# START OF RECORDS SUPPLIED
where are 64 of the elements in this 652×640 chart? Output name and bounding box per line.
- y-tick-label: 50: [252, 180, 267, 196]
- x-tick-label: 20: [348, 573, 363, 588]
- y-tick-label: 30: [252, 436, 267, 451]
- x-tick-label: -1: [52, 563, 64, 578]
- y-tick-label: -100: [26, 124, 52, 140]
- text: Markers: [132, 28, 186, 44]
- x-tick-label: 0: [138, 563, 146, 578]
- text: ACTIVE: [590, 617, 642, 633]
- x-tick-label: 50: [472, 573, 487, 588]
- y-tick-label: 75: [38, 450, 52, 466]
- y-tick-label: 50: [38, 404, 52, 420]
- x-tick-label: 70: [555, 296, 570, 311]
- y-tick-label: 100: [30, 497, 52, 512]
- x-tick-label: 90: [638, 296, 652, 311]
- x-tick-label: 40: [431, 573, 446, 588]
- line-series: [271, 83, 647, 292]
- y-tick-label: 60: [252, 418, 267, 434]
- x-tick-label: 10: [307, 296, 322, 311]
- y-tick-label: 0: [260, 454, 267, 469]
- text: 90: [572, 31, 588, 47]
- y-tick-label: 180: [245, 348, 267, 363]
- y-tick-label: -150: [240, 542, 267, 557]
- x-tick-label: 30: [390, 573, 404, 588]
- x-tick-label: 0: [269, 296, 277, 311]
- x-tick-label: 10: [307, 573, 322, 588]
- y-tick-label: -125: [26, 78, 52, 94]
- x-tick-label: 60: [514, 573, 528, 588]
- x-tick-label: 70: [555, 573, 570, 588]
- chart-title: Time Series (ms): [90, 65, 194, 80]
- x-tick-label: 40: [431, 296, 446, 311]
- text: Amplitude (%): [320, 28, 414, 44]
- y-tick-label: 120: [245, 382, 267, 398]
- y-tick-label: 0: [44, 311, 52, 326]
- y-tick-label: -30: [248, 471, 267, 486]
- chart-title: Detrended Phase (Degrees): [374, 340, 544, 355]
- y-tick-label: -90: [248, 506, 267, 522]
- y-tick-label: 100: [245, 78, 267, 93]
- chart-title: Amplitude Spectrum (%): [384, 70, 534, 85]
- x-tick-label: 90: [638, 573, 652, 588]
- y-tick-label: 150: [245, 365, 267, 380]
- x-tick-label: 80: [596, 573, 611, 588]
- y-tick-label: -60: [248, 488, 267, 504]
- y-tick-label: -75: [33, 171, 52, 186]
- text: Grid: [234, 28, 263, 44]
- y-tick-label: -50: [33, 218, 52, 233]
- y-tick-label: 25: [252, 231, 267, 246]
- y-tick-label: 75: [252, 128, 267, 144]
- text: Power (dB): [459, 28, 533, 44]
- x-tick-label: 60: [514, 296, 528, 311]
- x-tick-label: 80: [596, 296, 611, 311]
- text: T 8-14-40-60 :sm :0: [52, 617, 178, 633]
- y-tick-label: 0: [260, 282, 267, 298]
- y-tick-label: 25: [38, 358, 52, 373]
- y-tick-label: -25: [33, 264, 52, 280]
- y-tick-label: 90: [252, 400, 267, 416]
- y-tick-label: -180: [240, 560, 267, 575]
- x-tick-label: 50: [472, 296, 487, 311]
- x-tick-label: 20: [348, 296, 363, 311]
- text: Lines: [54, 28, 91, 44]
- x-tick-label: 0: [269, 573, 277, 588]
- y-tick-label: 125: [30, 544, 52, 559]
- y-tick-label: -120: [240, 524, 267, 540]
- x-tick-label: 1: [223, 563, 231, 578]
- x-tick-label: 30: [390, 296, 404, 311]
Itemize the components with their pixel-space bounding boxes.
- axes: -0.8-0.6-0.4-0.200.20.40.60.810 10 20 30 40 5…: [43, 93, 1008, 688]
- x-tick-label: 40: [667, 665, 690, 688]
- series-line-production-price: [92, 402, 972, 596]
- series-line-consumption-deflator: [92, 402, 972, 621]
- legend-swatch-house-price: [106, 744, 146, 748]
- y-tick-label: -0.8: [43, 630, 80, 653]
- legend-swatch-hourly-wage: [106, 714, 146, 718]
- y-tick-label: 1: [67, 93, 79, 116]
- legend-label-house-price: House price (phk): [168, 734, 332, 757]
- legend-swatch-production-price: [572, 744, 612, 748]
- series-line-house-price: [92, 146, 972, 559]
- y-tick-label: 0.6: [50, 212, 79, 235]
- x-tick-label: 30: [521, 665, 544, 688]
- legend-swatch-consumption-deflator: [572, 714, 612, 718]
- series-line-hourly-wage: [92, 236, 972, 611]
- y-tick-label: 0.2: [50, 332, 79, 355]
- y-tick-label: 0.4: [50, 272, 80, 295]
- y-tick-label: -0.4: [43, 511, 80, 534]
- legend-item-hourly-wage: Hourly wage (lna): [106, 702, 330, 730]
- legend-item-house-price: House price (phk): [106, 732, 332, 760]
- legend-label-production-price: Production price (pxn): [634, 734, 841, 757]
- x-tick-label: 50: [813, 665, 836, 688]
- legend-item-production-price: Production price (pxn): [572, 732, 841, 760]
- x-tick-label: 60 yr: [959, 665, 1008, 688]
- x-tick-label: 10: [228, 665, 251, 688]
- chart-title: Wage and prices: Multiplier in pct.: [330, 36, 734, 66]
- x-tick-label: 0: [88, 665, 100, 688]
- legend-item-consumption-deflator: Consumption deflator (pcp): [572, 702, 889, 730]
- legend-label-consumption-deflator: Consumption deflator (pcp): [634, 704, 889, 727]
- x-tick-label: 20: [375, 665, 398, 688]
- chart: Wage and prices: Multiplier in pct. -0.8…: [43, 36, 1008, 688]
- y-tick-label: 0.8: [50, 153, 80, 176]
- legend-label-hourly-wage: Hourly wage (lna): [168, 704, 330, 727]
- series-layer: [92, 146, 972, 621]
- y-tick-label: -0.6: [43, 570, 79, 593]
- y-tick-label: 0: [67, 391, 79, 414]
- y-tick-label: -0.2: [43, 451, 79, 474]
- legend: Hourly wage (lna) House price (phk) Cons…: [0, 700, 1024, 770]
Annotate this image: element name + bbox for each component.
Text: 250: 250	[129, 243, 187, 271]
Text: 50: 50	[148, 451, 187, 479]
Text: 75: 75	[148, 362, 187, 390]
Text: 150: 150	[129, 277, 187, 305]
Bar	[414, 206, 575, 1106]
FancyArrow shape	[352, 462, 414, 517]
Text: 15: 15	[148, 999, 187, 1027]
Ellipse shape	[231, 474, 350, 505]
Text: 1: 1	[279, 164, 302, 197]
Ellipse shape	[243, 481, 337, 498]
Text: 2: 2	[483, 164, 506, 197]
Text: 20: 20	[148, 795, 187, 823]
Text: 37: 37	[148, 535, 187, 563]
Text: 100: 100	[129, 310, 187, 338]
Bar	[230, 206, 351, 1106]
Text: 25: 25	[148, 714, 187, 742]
# END OF RECORDS SUPPLIED
- TASK BRIEF
Copy every line of the entries above word for word, without changing anything.

- COMPLETE OUTPUT
where are 64 of the elements in this 652×640 chart? Output name and bounding box per line.
- y-tick-label: 50: [252, 180, 267, 196]
- x-tick-label: 20: [348, 573, 363, 588]
- y-tick-label: 30: [252, 436, 267, 451]
- x-tick-label: -1: [52, 563, 64, 578]
- y-tick-label: -100: [26, 124, 52, 140]
- text: Markers: [132, 28, 186, 44]
- x-tick-label: 0: [138, 563, 146, 578]
- text: ACTIVE: [590, 617, 642, 633]
- x-tick-label: 50: [472, 573, 487, 588]
- y-tick-label: 75: [38, 450, 52, 466]
- y-tick-label: 50: [38, 404, 52, 420]
- x-tick-label: 70: [555, 296, 570, 311]
- y-tick-label: 100: [30, 497, 52, 512]
- x-tick-label: 90: [638, 296, 652, 311]
- x-tick-label: 40: [431, 573, 446, 588]
- line-series: [271, 83, 647, 292]
- y-tick-label: 60: [252, 418, 267, 434]
- x-tick-label: 10: [307, 296, 322, 311]
- y-tick-label: 0: [260, 454, 267, 469]
- text: 90: [572, 31, 588, 47]
- y-tick-label: 180: [245, 348, 267, 363]
- y-tick-label: -150: [240, 542, 267, 557]
- x-tick-label: 30: [390, 573, 404, 588]
- x-tick-label: 0: [269, 296, 277, 311]
- x-tick-label: 10: [307, 573, 322, 588]
- y-tick-label: -125: [26, 78, 52, 94]
- x-tick-label: 60: [514, 573, 528, 588]
- x-tick-label: 70: [555, 573, 570, 588]
- chart-title: Time Series (ms): [90, 65, 194, 80]
- x-tick-label: 40: [431, 296, 446, 311]
- text: Amplitude (%): [320, 28, 414, 44]
- y-tick-label: 120: [245, 382, 267, 398]
- y-tick-label: 0: [44, 311, 52, 326]
- y-tick-label: -30: [248, 471, 267, 486]
- chart-title: Detrended Phase (Degrees): [374, 340, 544, 355]
- y-tick-label: -90: [248, 506, 267, 522]
- y-tick-label: 100: [245, 78, 267, 93]
- chart-title: Amplitude Spectrum (%): [384, 70, 534, 85]
- x-tick-label: 90: [638, 573, 652, 588]
- y-tick-label: 150: [245, 365, 267, 380]
- x-tick-label: 80: [596, 573, 611, 588]
- y-tick-label: -60: [248, 488, 267, 504]
- y-tick-label: -75: [33, 171, 52, 186]
- text: Grid: [234, 28, 263, 44]
- y-tick-label: -50: [33, 218, 52, 233]
- y-tick-label: 25: [252, 231, 267, 246]
- y-tick-label: 75: [252, 128, 267, 144]
- text: Power (dB): [459, 28, 533, 44]
- x-tick-label: 60: [514, 296, 528, 311]
- x-tick-label: 80: [596, 296, 611, 311]
- text: T 8-14-40-60 :sm :0: [52, 617, 178, 633]
- y-tick-label: 0: [260, 282, 267, 298]
- y-tick-label: 25: [38, 358, 52, 373]
- y-tick-label: -25: [33, 264, 52, 280]
- y-tick-label: 90: [252, 400, 267, 416]
- y-tick-label: -180: [240, 560, 267, 575]
- x-tick-label: 50: [472, 296, 487, 311]
- x-tick-label: 20: [348, 296, 363, 311]
- text: Lines: [54, 28, 91, 44]
- x-tick-label: 0: [269, 573, 277, 588]
- y-tick-label: 125: [30, 544, 52, 559]
- y-tick-label: -120: [240, 524, 267, 540]
- x-tick-label: 1: [223, 563, 231, 578]
- x-tick-label: 30: [390, 296, 404, 311]
Itemize the components with their pixel-space bounding boxes.
- axes: -0.8-0.6-0.4-0.200.20.40.60.810 10 20 30 40 5…: [43, 93, 1008, 688]
- x-tick-label: 40: [667, 665, 690, 688]
- series-line-production-price: [92, 402, 972, 596]
- series-line-consumption-deflator: [92, 402, 972, 621]
- legend-swatch-house-price: [106, 744, 146, 748]
- y-tick-label: -0.8: [43, 630, 80, 653]
- legend-swatch-hourly-wage: [106, 714, 146, 718]
- y-tick-label: 1: [67, 93, 79, 116]
- legend-label-house-price: House price (phk): [168, 734, 332, 757]
- legend-swatch-production-price: [572, 744, 612, 748]
- series-line-house-price: [92, 146, 972, 559]
- y-tick-label: 0.6: [50, 212, 79, 235]
- x-tick-label: 30: [521, 665, 544, 688]
- legend-swatch-consumption-deflator: [572, 714, 612, 718]
- series-line-hourly-wage: [92, 236, 972, 611]
- y-tick-label: 0.2: [50, 332, 79, 355]
- y-tick-label: 0.4: [50, 272, 80, 295]
- y-tick-label: -0.4: [43, 511, 80, 534]
- legend-item-hourly-wage: Hourly wage (lna): [106, 702, 330, 730]
- legend-item-house-price: House price (phk): [106, 732, 332, 760]
- legend-label-production-price: Production price (pxn): [634, 734, 841, 757]
- x-tick-label: 50: [813, 665, 836, 688]
- legend-item-production-price: Production price (pxn): [572, 732, 841, 760]
- x-tick-label: 60 yr: [959, 665, 1008, 688]
- x-tick-label: 10: [228, 665, 251, 688]
- chart-title: Wage and prices: Multiplier in pct.: [330, 36, 734, 66]
- x-tick-label: 0: [88, 665, 100, 688]
- legend-item-consumption-deflator: Consumption deflator (pcp): [572, 702, 889, 730]
- legend-label-consumption-deflator: Consumption deflator (pcp): [634, 704, 889, 727]
- x-tick-label: 20: [375, 665, 398, 688]
- chart: Wage and prices: Multiplier in pct. -0.8…: [43, 36, 1008, 688]
- y-tick-label: 0.8: [50, 153, 80, 176]
- legend-label-hourly-wage: Hourly wage (lna): [168, 704, 330, 727]
- series-layer: [92, 146, 972, 621]
- y-tick-label: -0.6: [43, 570, 79, 593]
- y-tick-label: 0: [67, 391, 79, 414]
- y-tick-label: -0.2: [43, 451, 79, 474]
- legend: Hourly wage (lna) House price (phk) Cons…: [0, 700, 1024, 770]
Annotate this image: element name + bbox for each component.
Text: 250: 250	[129, 243, 187, 271]
Text: 50: 50	[148, 451, 187, 479]
Text: 75: 75	[148, 362, 187, 390]
Text: 150: 150	[129, 277, 187, 305]
Bar	[414, 206, 575, 1106]
FancyArrow shape	[352, 462, 414, 517]
Text: 15: 15	[148, 999, 187, 1027]
Ellipse shape	[231, 474, 350, 505]
Text: 1: 1	[279, 164, 302, 197]
Ellipse shape	[243, 481, 337, 498]
Text: 2: 2	[483, 164, 506, 197]
Text: 20: 20	[148, 795, 187, 823]
Text: 37: 37	[148, 535, 187, 563]
Text: 100: 100	[129, 310, 187, 338]
Bar	[230, 206, 351, 1106]
Text: 25: 25	[148, 714, 187, 742]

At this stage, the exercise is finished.